╭──
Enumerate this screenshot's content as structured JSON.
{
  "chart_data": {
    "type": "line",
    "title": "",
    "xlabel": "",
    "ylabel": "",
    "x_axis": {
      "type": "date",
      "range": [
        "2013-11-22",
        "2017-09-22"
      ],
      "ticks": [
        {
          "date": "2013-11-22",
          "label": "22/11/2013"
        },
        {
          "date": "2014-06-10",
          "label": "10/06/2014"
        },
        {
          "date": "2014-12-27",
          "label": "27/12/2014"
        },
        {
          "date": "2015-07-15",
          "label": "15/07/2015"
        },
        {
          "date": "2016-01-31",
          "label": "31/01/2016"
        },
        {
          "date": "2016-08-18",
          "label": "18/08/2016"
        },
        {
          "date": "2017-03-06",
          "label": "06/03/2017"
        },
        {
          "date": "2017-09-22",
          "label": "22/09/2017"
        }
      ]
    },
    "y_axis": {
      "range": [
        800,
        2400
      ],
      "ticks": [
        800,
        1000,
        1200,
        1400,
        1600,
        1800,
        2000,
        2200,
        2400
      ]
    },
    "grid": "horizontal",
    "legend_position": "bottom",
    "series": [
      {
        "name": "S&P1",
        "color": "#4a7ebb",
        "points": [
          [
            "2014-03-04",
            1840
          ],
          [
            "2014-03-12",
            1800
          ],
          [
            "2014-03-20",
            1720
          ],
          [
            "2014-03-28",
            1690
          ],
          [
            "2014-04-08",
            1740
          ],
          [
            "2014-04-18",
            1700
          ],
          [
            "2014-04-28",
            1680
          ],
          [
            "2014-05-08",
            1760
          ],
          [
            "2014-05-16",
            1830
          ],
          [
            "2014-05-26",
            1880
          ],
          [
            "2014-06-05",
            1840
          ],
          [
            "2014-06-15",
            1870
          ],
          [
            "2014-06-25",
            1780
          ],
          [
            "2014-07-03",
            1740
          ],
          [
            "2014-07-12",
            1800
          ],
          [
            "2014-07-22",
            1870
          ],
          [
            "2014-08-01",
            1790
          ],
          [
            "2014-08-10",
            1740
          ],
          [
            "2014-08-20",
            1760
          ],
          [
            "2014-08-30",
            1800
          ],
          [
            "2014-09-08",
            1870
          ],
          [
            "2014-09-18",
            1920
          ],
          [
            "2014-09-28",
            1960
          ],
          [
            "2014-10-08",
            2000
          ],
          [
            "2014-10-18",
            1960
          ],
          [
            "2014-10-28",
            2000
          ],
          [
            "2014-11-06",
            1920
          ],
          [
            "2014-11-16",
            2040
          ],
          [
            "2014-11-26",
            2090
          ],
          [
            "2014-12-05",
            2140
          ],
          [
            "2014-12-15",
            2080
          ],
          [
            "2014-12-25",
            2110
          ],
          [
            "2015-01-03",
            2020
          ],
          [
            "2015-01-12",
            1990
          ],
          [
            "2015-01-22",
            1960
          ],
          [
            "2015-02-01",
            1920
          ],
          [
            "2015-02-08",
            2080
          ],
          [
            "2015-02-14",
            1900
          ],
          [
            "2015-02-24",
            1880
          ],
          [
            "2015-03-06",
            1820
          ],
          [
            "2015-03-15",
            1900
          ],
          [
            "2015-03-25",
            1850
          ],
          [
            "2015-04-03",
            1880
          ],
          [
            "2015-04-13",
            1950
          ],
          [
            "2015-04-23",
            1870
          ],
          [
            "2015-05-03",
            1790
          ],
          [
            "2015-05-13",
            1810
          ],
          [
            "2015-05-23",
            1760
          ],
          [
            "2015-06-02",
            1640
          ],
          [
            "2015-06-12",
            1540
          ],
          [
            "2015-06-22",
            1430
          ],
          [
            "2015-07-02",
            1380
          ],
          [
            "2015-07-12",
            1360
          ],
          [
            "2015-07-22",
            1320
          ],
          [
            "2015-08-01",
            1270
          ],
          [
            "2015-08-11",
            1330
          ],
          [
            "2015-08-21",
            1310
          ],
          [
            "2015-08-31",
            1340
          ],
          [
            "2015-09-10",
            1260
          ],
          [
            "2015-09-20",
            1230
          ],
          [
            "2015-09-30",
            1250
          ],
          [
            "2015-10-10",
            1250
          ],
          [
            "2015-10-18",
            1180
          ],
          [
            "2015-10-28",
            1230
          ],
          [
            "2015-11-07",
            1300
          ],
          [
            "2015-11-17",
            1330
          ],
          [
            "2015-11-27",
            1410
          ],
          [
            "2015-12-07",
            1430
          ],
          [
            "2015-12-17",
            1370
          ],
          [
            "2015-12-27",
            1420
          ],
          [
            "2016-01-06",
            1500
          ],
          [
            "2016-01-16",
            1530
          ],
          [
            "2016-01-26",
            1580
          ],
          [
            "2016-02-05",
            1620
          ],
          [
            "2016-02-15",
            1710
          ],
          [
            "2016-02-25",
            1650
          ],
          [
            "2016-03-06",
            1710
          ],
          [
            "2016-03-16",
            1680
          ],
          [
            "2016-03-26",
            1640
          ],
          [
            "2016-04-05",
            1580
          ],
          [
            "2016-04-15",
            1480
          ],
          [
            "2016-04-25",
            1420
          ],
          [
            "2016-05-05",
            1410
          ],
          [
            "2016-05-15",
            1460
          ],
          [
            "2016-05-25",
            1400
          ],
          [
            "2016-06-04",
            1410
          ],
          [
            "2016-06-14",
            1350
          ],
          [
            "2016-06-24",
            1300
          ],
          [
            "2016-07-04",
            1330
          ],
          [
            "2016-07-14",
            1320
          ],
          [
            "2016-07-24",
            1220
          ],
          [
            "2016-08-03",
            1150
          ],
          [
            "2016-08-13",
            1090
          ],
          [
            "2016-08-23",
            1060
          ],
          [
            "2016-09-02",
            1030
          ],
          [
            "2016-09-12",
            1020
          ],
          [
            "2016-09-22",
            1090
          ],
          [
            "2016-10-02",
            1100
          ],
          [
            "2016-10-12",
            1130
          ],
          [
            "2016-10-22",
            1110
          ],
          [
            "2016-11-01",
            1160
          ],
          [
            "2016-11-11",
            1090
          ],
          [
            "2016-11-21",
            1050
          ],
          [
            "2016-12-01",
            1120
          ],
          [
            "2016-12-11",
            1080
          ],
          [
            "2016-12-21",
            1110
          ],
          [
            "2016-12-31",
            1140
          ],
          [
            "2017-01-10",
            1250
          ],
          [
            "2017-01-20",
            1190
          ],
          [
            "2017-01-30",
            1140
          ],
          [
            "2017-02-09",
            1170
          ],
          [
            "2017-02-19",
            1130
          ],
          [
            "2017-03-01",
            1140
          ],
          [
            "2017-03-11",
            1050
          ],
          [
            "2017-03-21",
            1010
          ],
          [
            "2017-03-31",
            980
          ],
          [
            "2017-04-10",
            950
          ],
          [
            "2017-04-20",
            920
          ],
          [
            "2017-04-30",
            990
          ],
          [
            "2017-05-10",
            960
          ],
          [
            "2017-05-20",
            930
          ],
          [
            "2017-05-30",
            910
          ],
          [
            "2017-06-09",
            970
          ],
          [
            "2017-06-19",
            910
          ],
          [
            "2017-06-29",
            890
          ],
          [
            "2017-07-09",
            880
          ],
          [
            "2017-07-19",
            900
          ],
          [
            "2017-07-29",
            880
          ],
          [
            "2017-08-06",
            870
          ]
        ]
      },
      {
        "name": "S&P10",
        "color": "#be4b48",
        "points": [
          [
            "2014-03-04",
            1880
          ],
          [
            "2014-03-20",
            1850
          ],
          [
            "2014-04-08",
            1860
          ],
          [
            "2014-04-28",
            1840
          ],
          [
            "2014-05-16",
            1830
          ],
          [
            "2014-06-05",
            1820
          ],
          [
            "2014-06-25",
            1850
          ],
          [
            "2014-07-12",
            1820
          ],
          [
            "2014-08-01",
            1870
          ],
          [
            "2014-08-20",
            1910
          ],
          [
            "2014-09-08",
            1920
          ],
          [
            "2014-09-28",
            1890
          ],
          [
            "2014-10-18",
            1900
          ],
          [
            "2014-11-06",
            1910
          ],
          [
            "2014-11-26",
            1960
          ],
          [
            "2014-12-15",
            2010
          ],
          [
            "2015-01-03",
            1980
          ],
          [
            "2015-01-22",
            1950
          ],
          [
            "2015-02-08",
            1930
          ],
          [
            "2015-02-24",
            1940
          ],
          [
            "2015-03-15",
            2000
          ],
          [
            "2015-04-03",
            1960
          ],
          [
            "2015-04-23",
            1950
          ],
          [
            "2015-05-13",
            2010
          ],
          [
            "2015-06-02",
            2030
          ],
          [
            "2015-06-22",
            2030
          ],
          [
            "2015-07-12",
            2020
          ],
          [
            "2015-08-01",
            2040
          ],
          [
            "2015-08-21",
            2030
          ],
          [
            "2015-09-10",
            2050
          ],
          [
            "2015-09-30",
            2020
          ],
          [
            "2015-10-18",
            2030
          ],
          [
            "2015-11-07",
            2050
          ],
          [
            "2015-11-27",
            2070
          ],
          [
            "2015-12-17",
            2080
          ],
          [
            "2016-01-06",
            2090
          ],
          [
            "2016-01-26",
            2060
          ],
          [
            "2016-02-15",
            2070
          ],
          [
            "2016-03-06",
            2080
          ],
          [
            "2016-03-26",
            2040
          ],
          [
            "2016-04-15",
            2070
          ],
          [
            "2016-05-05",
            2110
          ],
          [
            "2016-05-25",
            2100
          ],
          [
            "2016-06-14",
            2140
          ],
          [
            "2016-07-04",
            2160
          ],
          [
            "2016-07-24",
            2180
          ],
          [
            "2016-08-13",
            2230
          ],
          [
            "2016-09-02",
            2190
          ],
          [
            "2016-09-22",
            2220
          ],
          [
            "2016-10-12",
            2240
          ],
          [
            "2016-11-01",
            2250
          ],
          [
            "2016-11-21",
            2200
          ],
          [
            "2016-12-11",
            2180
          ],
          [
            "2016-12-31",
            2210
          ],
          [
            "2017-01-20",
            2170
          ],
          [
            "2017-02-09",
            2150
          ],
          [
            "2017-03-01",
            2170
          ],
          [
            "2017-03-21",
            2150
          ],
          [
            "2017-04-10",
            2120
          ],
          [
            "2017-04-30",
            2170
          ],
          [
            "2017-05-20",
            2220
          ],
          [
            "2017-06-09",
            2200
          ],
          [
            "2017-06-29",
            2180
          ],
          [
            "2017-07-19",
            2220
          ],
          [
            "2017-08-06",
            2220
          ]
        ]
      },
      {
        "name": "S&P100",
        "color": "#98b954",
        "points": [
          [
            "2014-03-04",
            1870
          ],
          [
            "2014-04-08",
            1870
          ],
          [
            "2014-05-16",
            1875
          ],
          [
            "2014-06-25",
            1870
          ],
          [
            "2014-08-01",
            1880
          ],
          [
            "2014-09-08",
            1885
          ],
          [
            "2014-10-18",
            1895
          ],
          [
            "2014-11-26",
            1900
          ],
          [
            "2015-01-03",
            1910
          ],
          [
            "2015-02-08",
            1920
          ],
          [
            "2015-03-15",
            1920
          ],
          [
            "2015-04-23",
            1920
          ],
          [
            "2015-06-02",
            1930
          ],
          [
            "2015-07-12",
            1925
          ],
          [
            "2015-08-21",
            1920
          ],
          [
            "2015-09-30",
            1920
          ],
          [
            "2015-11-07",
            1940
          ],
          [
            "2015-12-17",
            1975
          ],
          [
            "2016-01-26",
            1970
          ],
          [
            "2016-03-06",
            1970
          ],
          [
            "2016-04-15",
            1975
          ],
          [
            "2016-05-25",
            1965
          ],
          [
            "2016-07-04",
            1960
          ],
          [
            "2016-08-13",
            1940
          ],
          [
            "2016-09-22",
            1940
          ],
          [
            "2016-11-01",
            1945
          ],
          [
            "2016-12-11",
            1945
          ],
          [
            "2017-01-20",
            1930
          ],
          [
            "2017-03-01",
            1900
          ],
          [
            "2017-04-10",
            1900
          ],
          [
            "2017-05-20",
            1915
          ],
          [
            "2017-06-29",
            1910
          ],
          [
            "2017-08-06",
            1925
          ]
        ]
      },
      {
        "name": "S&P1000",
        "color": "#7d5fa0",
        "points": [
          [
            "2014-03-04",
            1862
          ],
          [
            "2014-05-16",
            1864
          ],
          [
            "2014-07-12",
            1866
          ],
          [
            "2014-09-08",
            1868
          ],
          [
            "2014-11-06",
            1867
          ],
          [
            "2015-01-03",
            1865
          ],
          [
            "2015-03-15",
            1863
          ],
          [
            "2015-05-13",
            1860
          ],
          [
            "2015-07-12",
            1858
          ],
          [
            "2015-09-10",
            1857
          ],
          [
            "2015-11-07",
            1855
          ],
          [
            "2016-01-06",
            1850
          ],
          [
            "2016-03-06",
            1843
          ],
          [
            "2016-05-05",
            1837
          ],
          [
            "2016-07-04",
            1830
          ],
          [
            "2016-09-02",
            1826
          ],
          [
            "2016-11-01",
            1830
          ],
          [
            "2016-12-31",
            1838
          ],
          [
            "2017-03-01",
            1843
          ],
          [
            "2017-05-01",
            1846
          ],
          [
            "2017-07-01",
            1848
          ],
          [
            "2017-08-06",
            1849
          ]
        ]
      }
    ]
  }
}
╰──
REQUIREMENTS
Extract all lines of the records above that include "date".

THE RESPONSE
      "type": "date",
          "date": "2013-11-22",
          "date": "2014-06-10",
          "date": "2014-12-27",
          "date": "2015-07-15",
          "date": "2016-01-31",
          "date": "2016-08-18",
          "date": "2017-03-06",
          "date": "2017-09-22",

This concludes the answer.